=== INSTRUCTION 1 ===
In the excerpt about a friend's voting post, shorten the paragraph beginning "If it wasn't for my wife" while keeping its main facts.
=== INSTRUCTION 2 ===
Carry the excerpt about a friend's voting post forward, picking up right after its final sentence.

=== EXTRACT TO READ ===
↓

I added the “thank you” part.

Of course his post contained proper punctuation — always impressive — and well-written phrases like: “Voting for (your candidate) puts a nail into coffin of national civil rights, and you are not my true friend if you think I deserve less than equal treatment.”


"If you vote for (they named the person and the party), please un-friend yourself from me because you are wrong, and I couldn't be bothered to take the time to delete you myself. Thank you."

I mean to neither make fun, nor have fun with the post. It was heartfelt, and, interestingly enough — for a closet conservative — I agreed with the bulk of it.

I try to be a civil rights kind of guy.

If it wasn’t for my wife, and her suggested/imposed practice for me to wait 24 hours, I may have deleted myself from his page, deleting myself from all those who have graciously accepted my friendship requests, and then grounded myself to my room for a good cry.

↑

=== RAW DATA ===
↓

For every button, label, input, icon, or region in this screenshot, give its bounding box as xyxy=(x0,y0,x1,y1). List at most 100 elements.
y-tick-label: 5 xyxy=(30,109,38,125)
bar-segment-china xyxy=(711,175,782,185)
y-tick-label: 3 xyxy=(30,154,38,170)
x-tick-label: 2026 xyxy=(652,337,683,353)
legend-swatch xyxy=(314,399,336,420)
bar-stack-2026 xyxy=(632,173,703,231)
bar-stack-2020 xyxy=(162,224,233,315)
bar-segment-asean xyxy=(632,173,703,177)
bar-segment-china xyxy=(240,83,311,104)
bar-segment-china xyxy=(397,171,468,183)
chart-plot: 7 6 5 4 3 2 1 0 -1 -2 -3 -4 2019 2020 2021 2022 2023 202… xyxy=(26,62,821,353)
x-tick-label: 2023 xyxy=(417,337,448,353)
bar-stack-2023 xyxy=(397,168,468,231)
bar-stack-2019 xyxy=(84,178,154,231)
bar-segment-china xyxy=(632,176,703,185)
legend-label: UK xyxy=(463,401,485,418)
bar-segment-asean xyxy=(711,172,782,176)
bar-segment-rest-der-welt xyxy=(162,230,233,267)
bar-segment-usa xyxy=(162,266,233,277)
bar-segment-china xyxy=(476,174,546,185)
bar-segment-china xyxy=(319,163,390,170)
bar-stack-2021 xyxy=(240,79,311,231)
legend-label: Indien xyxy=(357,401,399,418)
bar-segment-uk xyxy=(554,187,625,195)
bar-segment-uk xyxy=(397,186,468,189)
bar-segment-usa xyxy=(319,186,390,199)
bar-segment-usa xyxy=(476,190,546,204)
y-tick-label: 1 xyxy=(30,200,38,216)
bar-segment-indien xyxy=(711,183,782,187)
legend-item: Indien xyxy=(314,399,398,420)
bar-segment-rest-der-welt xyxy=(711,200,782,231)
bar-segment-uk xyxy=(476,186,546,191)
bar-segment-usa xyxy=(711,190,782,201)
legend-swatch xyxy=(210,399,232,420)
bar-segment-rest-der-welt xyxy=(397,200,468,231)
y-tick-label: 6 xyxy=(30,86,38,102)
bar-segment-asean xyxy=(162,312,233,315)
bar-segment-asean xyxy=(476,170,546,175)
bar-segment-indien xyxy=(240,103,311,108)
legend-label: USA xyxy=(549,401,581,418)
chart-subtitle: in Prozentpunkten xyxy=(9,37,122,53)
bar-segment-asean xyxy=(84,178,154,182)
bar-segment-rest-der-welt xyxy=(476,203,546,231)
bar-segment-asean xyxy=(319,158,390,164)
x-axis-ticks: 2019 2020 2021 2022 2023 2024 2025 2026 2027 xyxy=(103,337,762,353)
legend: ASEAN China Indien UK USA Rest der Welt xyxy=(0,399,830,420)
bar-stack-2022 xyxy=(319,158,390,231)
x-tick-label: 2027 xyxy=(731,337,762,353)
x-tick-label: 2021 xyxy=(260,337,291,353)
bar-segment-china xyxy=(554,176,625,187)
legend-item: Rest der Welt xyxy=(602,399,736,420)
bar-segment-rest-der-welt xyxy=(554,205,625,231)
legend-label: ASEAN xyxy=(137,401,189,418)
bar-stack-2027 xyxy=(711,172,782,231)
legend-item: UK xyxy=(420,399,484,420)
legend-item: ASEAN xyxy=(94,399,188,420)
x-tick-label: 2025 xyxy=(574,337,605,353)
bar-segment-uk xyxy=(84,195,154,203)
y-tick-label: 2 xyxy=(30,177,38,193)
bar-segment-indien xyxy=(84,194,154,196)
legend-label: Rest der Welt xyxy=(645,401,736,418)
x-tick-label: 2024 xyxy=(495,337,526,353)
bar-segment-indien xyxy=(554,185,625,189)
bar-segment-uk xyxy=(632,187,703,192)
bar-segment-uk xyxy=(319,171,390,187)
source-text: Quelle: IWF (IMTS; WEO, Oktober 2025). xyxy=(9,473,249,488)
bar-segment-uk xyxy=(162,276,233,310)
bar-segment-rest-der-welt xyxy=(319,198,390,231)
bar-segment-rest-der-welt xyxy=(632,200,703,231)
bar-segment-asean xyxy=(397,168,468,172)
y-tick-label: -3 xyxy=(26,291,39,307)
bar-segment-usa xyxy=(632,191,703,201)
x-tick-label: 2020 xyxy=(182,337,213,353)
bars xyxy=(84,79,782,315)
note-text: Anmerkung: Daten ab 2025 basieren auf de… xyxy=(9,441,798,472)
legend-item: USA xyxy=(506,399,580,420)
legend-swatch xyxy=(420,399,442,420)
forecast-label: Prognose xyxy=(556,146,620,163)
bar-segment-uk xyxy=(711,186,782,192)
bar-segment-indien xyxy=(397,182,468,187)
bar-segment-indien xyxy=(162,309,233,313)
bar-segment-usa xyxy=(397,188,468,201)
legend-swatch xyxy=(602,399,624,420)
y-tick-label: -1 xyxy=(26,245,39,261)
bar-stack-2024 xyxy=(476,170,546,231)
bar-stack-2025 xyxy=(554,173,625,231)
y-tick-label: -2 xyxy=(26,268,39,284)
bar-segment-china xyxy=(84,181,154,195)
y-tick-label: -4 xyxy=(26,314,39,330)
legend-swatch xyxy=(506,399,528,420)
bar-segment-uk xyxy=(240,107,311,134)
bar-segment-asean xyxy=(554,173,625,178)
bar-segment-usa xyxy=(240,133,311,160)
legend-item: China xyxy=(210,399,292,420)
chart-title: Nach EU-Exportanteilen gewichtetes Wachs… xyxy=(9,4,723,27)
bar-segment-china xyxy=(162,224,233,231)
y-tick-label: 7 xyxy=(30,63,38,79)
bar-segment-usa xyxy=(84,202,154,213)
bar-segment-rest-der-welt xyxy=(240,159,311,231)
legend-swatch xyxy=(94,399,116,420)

↑

=== EXERCISE RESPONSE 1 ===
Had my wife not suggested (or imposed) a 24-hour wait, I might have deleted myself from his page, dropping myself from everyone who had accepted my friendship requests, then grounded myself to my room for a good cry.

=== EXERCISE RESPONSE 2 ===
My boat tends to run on sentiment.

But I did wait the mandated time because I know that waiting a day helps me differentiate between the mountains and the mole hills of the passionate type — the emotional exaggeration that often motivates me.

Calmed down, these were my thoughts:

First, this man is unfriending me (encouraging me to unfriend myself) because he assumes that I don’t think like he does on the issue of civil rights? The most conservative venue I have ever experienced, the Missionary Training Center for The Church of Jesus Christ of Latter-day Saints, contained more diversity than in the framework of this Facebook post.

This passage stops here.